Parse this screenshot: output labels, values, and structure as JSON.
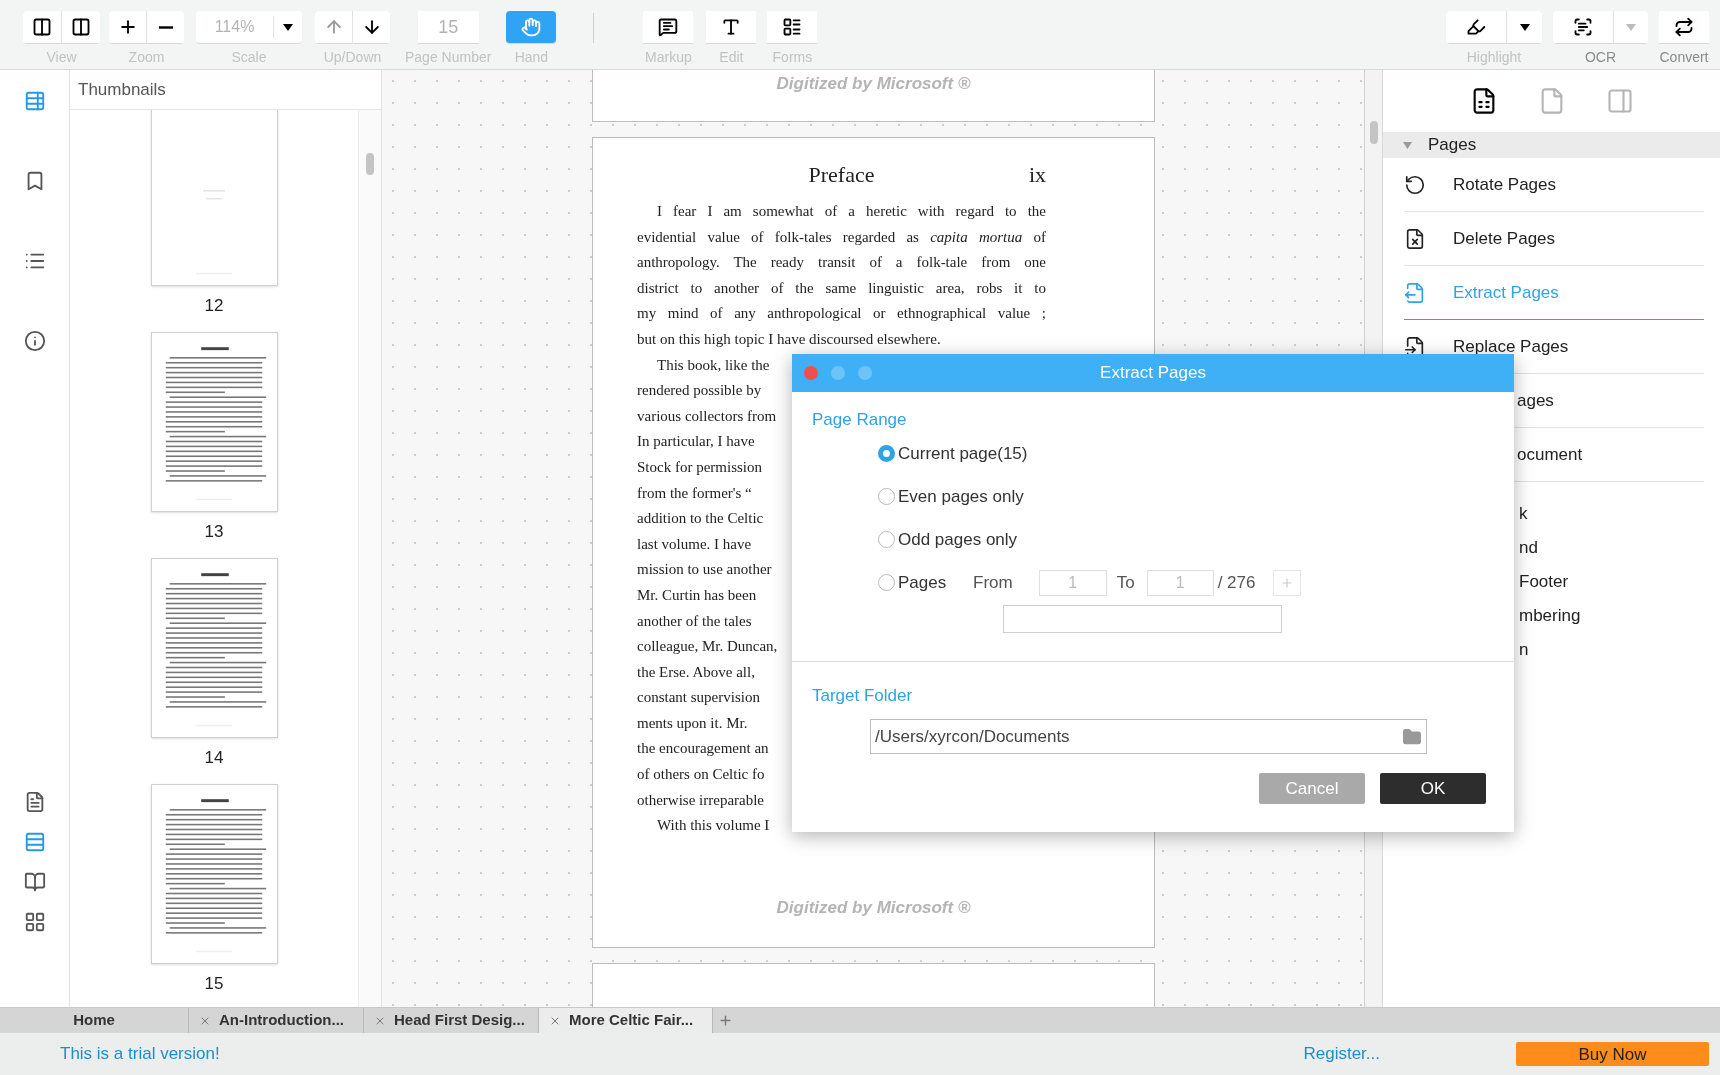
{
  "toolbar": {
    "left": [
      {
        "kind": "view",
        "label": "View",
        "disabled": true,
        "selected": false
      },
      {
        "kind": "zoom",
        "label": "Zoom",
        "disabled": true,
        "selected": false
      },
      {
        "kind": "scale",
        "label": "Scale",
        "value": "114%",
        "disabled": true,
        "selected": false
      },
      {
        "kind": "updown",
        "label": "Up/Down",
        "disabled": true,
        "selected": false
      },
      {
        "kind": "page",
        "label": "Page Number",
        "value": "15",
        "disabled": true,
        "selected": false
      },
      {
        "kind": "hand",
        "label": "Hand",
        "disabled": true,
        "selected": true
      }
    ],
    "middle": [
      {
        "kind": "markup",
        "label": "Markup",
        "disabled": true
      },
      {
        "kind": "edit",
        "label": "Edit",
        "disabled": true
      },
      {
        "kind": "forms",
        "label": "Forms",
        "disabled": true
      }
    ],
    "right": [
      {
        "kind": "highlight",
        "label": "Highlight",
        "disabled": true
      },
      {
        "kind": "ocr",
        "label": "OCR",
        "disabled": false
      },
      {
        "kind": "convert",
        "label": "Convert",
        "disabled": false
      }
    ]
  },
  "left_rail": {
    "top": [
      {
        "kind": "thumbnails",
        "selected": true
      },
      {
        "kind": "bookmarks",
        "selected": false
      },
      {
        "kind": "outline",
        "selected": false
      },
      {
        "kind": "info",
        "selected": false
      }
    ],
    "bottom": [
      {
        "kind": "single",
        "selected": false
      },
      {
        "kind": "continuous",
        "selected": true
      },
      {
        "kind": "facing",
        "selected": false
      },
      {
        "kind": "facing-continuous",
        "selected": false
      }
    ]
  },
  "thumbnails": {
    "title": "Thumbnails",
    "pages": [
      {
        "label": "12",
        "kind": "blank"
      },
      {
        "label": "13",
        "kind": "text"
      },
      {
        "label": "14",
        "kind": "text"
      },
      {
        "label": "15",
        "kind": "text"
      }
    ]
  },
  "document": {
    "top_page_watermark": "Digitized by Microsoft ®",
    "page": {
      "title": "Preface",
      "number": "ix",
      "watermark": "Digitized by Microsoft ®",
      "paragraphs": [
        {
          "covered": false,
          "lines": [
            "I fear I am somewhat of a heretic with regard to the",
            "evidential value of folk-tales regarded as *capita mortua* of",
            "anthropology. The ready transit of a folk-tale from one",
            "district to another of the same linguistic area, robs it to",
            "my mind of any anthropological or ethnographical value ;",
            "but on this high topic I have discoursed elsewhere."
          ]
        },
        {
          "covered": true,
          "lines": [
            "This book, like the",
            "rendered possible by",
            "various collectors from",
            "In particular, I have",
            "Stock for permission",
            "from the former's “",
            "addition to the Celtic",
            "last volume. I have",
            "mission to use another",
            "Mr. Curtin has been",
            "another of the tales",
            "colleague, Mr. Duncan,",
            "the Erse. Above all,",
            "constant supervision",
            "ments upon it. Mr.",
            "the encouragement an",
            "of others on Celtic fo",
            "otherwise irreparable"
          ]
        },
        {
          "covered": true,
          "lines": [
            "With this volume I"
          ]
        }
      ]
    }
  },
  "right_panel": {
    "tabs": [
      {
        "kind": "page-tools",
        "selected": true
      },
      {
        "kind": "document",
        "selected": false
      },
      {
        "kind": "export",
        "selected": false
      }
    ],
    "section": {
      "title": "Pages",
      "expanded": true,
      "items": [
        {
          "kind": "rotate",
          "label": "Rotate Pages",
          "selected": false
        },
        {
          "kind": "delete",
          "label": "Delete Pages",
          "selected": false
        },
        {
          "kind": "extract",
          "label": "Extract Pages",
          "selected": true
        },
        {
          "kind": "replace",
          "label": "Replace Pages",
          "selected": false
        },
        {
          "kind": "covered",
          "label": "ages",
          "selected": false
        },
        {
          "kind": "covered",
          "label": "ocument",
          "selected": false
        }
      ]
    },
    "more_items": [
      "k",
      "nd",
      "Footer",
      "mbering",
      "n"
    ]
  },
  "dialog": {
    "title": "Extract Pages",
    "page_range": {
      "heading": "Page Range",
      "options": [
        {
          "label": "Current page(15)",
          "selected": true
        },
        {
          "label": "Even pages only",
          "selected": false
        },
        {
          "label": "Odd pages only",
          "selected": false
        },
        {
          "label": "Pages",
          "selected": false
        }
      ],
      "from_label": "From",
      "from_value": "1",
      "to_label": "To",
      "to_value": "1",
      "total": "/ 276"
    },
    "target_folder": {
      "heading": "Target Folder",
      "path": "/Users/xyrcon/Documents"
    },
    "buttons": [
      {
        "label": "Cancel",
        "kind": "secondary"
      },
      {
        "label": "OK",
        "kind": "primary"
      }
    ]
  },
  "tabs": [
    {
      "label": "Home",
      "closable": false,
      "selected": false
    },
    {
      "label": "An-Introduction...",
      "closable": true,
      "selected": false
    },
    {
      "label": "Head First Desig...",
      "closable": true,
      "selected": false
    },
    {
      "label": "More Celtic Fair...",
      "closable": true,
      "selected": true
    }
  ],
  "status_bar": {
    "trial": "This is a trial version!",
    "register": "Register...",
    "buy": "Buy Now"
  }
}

◆ **Aim**: Find the lines with the string "title" and reproduce them.

◆ **The result**:
    "title": "Thumbnails",
      "title": "Preface",
      "title": "Pages",
    "title": "Extract Pages",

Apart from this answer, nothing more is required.